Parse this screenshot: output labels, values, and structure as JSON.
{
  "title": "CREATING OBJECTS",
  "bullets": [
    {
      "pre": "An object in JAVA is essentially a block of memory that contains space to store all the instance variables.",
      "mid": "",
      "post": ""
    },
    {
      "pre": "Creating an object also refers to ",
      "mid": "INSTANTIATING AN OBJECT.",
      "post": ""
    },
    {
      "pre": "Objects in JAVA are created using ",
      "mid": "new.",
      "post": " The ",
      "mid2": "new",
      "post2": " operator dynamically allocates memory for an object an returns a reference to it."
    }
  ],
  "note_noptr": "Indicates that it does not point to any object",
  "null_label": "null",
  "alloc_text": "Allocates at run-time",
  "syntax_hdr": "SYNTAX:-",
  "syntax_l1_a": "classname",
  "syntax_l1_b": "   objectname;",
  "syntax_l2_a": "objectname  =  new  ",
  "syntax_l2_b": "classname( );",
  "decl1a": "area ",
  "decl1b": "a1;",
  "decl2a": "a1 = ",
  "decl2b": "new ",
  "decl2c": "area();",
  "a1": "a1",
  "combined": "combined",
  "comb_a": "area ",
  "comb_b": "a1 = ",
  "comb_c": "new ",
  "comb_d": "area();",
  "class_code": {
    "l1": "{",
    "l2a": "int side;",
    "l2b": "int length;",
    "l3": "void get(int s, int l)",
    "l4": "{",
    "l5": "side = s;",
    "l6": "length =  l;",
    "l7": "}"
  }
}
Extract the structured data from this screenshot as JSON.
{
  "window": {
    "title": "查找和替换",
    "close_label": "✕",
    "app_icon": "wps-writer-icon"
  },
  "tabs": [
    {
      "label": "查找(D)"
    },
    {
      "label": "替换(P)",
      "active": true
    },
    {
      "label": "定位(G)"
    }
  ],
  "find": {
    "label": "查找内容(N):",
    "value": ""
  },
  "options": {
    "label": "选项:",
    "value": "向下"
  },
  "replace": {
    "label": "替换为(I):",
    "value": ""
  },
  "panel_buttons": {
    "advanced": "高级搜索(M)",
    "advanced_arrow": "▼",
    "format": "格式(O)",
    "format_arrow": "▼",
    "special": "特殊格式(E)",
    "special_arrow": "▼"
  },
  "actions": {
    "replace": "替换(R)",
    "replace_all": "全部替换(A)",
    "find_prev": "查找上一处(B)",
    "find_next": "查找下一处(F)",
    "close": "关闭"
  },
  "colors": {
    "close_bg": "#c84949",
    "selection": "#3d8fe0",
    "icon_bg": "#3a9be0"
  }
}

To be done
Each of the records should be retyped exactly.

Expected output
Parse this screenshot: output labels, values, and structure as JSON.
{
  "title": "CREATING OBJECTS",
  "bullets": [
    {
      "pre": "An object in JAVA is essentially a block of memory that contains space to store all the instance variables.",
      "mid": "",
      "post": ""
    },
    {
      "pre": "Creating an object also refers to ",
      "mid": "INSTANTIATING AN OBJECT.",
      "post": ""
    },
    {
      "pre": "Objects in JAVA are created using ",
      "mid": "new.",
      "post": " The ",
      "mid2": "new",
      "post2": " operator dynamically allocates memory for an object an returns a reference to it."
    }
  ],
  "note_noptr": "Indicates that it does not point to any object",
  "null_label": "null",
  "alloc_text": "Allocates at run-time",
  "syntax_hdr": "SYNTAX:-",
  "syntax_l1_a": "classname",
  "syntax_l1_b": "   objectname;",
  "syntax_l2_a": "objectname  =  new  ",
  "syntax_l2_b": "classname( );",
  "decl1a": "area ",
  "decl1b": "a1;",
  "decl2a": "a1 = ",
  "decl2b": "new ",
  "decl2c": "area();",
  "a1": "a1",
  "combined": "combined",
  "comb_a": "area ",
  "comb_b": "a1 = ",
  "comb_c": "new ",
  "comb_d": "area();",
  "class_code": {
    "l1": "{",
    "l2a": "int side;",
    "l2b": "int length;",
    "l3": "void get(int s, int l)",
    "l4": "{",
    "l5": "side = s;",
    "l6": "length =  l;",
    "l7": "}"
  }
}
Extract the structured data from this screenshot as JSON.
{
  "window": {
    "title": "查找和替换",
    "close_label": "✕",
    "app_icon": "wps-writer-icon"
  },
  "tabs": [
    {
      "label": "查找(D)"
    },
    {
      "label": "替换(P)",
      "active": true
    },
    {
      "label": "定位(G)"
    }
  ],
  "find": {
    "label": "查找内容(N):",
    "value": ""
  },
  "options": {
    "label": "选项:",
    "value": "向下"
  },
  "replace": {
    "label": "替换为(I):",
    "value": ""
  },
  "panel_buttons": {
    "advanced": "高级搜索(M)",
    "advanced_arrow": "▼",
    "format": "格式(O)",
    "format_arrow": "▼",
    "special": "特殊格式(E)",
    "special_arrow": "▼"
  },
  "actions": {
    "replace": "替换(R)",
    "replace_all": "全部替换(A)",
    "find_prev": "查找上一处(B)",
    "find_next": "查找下一处(F)",
    "close": "关闭"
  },
  "colors": {
    "close_bg": "#c84949",
    "selection": "#3d8fe0",
    "icon_bg": "#3a9be0"
  }
}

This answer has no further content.